====== Stored records ======

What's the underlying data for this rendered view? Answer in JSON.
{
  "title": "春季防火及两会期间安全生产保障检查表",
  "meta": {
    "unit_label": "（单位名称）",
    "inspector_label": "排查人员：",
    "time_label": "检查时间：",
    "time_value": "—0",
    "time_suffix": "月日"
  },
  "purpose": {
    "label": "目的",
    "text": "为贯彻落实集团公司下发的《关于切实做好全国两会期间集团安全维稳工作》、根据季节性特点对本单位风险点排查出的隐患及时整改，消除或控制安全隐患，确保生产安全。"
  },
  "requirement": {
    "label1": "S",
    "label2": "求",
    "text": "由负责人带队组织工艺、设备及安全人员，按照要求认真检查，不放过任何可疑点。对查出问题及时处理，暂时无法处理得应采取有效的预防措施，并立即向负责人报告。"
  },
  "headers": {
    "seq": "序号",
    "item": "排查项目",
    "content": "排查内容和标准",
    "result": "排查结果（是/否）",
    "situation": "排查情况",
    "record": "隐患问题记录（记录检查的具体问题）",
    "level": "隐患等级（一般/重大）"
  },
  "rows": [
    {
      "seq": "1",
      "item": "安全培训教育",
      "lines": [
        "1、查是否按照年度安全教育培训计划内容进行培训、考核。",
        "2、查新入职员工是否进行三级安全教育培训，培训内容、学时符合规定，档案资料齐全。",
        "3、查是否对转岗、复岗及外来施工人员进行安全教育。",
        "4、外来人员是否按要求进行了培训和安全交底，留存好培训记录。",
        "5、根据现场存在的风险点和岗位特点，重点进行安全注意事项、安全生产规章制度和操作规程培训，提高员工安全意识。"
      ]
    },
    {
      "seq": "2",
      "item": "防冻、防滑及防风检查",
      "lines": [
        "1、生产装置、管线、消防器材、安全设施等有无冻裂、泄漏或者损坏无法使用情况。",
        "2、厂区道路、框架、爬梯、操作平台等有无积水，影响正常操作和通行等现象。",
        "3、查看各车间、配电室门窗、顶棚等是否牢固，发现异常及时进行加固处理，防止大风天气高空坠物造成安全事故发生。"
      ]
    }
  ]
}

======

• **Problem requirements**:
Filter the records, keeping only lines that contain "text", and show those lines.

• **Finished exercise**:
    "text": "为贯彻落实集团公司下发的《关于切实做好全国两会期间集团安全维稳工作》、根据季节性特点对本单位风险点排查出的隐患及时整改，消除或控制安全隐患，确保生产安全。"
    "text": "由负责人带队组织工艺、设备及安全人员，按照要求认真检查，不放过任何可疑点。对查出问题及时处理，暂时无法处理得应采取有效的预防措施，并立即向负责人报告。"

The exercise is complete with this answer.